**** Blocco di testo ****
Rigenerazione del patrimonio edilizio e abitare sociale al centro delle politiche regionali per la casa in Friuli Venezia Giulia. L’assessore regionale alle Infrastrutture e territorio, Cristina Amirante, è intervenuta a Gorizia al convegno “Nuove norme regionali e future norme nazionali sulla casa: nuove prospettive per l’immobiliare”, organizzato da Confedilizia di Gorizia e Monfalcone.
Amirante ha spiegato che la Regione ha avviato una strategia organica per recuperare il patrimonio edilizio, ampliare l’offerta abitativa e rispondere ai bisogni di una platea crescente di cittadini.
Durante l’incontro è stato affrontato anche il tema degli sfratti e del mercato delle locazioni. Secondo l’assessore, procedure più rapide ed efficaci possono rafforzare la fiducia dei piccoli proprietari e aumentare la disponibilità di alloggi.
**** Materiale fornito ****
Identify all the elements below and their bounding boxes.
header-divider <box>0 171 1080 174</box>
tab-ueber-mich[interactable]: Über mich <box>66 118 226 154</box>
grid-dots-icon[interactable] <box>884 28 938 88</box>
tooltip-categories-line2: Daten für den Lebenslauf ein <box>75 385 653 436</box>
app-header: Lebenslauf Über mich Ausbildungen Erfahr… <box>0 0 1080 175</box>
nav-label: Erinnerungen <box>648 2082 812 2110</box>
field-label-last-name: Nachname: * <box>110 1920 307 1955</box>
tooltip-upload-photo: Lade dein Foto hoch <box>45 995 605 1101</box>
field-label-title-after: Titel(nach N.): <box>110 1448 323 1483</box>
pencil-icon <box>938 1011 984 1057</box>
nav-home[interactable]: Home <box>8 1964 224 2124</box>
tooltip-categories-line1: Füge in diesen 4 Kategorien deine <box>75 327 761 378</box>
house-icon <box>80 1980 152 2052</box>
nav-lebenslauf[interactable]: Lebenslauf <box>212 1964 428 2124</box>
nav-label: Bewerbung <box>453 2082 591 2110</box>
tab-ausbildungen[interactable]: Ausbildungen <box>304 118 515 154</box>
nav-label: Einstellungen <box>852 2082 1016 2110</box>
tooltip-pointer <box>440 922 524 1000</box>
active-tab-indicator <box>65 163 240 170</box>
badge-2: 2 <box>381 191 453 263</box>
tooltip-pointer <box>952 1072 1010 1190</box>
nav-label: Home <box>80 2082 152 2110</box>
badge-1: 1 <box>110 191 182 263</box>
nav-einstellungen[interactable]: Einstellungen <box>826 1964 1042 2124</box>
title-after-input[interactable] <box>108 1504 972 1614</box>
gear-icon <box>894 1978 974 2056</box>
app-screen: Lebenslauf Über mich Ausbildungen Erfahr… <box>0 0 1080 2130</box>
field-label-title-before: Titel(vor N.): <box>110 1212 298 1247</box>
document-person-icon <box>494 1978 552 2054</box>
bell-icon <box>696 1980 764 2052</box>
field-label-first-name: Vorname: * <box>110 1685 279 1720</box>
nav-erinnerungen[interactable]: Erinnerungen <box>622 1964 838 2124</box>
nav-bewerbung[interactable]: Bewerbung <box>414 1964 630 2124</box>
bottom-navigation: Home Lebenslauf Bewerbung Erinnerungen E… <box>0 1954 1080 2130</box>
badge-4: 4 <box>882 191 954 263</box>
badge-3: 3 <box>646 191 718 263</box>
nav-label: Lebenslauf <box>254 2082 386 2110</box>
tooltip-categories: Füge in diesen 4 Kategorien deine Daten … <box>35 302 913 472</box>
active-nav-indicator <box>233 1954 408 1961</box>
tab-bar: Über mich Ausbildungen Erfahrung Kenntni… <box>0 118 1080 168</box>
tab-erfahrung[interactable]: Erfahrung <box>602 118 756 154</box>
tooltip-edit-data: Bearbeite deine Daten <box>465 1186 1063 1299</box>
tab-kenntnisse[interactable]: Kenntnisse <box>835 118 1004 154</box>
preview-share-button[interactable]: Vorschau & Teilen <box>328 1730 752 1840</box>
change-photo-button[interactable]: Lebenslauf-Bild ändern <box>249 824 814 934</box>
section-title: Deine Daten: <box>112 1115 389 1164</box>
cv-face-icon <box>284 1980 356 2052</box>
****
Compito assegnato 1: Modifica il testo sulle politiche regionali per la casa: parti dalle parole "Rigenerazione del patrimonio" e fermati dopo "disponibilità di alloggi.", mettendo "proprietari privati" al posto di "piccoli proprietari".
Compito assegnato 2: Elenca tutti i luoghi geografici nominati nel testo sulle politiche regionali per la casa.
Il materiale non serve per questo lavoro.

Risposta esercizio 1:
Rigenerazione del patrimonio edilizio e abitare sociale al centro delle politiche regionali per la casa in Friuli Venezia Giulia. L’assessore regionale alle Infrastrutture e territorio, Cristina Amirante, è intervenuta a Gorizia al convegno “Nuove norme regionali e future norme nazionali sulla casa: nuove prospettive per l’immobiliare”, organizzato da Confedilizia di Gorizia e Monfalcone.
Amirante ha spiegato che la Regione ha avviato una strategia organica per recuperare il patrimonio edilizio, ampliare l’offerta abitativa e rispondere ai bisogni di una platea crescente di cittadini.
Durante l’incontro è stato affrontato anche il tema degli sfratti e del mercato delle locazioni. Secondo l’assessore, procedure più rapide ed efficaci possono rafforzare la fiducia dei proprietari privati e aumentare la disponibilità di alloggi.

Risposta esercizio 2: Friuli Venezia Giulia, Gorizia, Monfalcone